Records from a data source
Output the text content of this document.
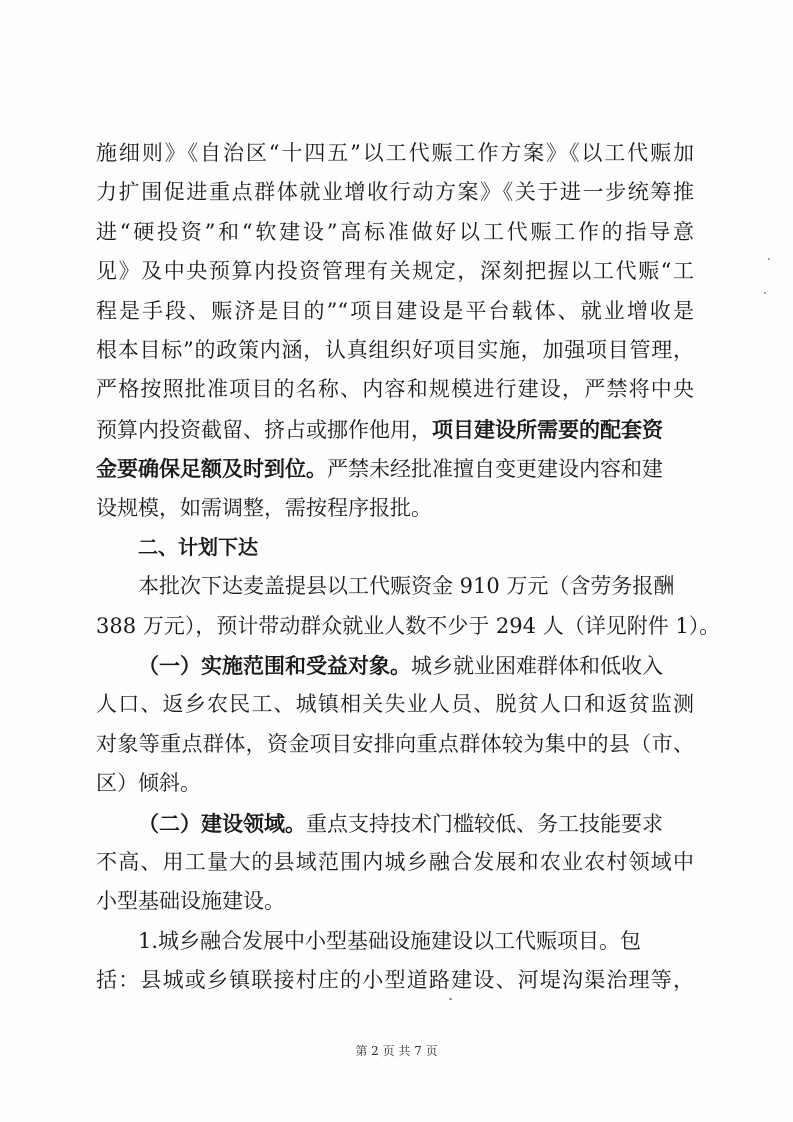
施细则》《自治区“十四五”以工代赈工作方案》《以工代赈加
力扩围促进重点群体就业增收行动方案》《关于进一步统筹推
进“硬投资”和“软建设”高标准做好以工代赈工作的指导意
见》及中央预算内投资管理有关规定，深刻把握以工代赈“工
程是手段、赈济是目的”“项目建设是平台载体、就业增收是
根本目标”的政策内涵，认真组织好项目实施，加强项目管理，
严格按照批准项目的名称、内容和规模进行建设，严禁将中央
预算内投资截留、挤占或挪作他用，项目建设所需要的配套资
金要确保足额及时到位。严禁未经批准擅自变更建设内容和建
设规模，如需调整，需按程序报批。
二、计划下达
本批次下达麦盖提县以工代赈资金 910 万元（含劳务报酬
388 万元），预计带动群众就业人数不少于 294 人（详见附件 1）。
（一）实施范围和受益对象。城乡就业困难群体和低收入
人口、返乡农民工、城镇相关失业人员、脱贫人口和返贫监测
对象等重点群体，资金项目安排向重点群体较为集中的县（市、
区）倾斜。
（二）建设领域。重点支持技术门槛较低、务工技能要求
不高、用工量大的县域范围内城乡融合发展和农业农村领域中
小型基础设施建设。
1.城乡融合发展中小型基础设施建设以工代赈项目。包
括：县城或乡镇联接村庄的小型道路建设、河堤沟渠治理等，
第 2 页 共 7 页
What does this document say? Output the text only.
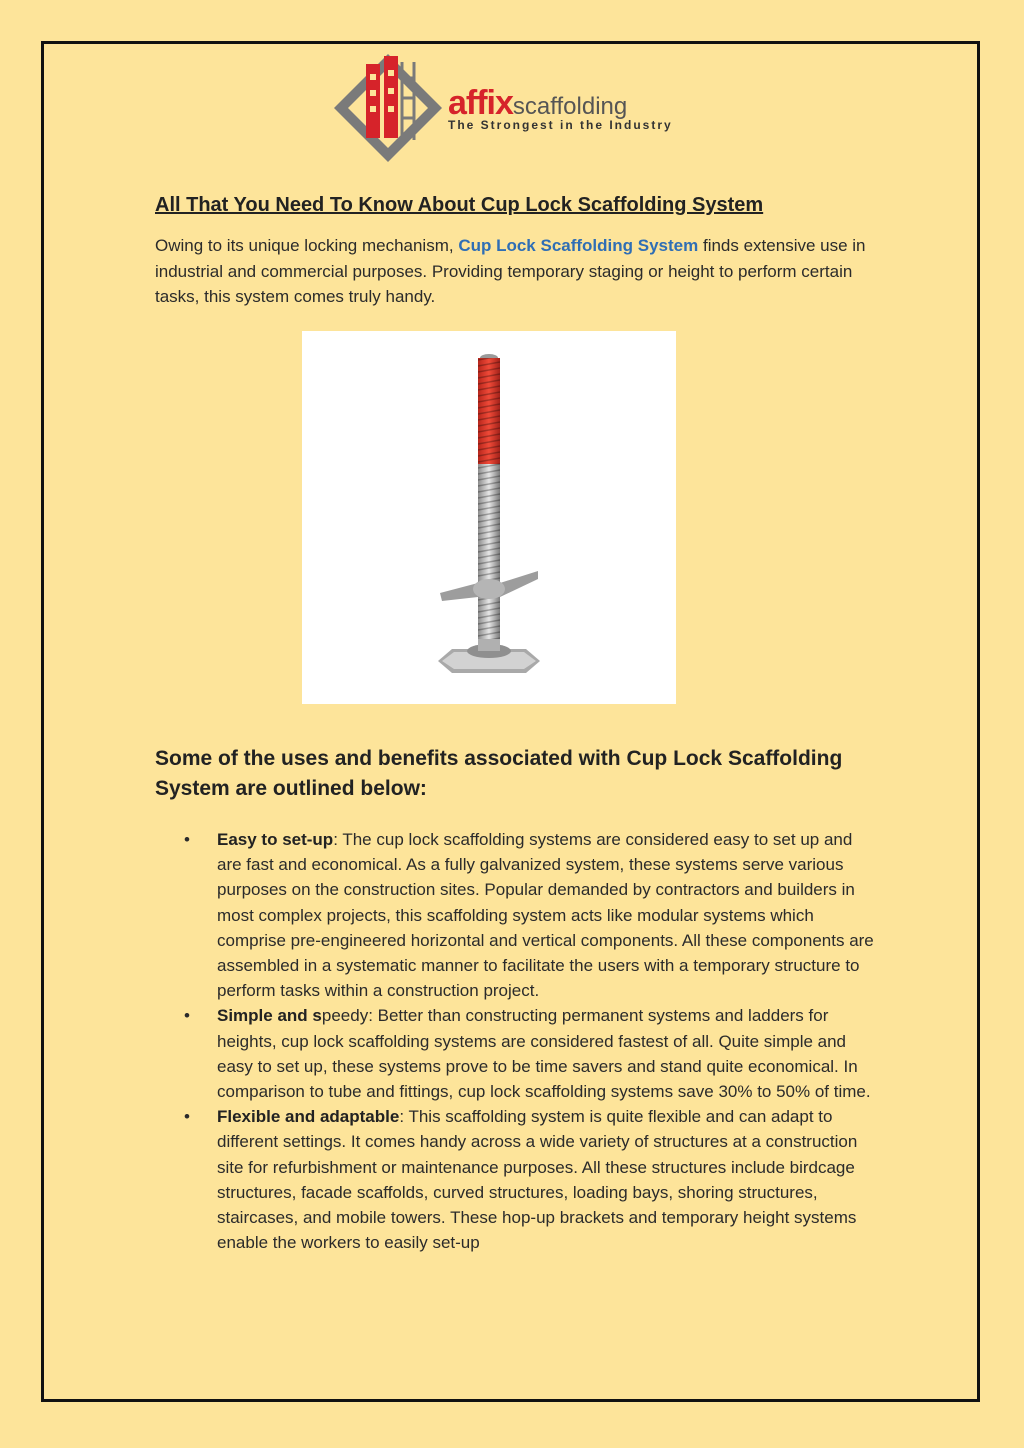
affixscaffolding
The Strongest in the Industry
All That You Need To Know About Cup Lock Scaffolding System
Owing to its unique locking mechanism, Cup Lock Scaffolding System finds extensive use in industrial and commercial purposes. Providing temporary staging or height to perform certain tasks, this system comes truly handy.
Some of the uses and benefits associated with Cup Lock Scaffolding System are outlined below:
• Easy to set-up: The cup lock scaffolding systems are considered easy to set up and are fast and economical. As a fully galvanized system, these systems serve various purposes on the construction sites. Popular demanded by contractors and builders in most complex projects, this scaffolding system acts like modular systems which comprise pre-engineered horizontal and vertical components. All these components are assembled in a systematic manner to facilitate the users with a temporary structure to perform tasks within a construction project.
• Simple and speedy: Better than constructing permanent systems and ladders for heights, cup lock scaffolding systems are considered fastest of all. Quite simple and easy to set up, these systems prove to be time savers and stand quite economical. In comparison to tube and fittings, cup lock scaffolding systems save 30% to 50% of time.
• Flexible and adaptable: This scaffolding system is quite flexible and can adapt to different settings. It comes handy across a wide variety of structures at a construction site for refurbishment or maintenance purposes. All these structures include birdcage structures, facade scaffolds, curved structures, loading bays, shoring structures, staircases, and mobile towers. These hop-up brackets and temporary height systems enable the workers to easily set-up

PROMPT => Copy out each line that contains the word "Output".

RESULT =>
Output the text content of this document.
What does this document say? Output the text only.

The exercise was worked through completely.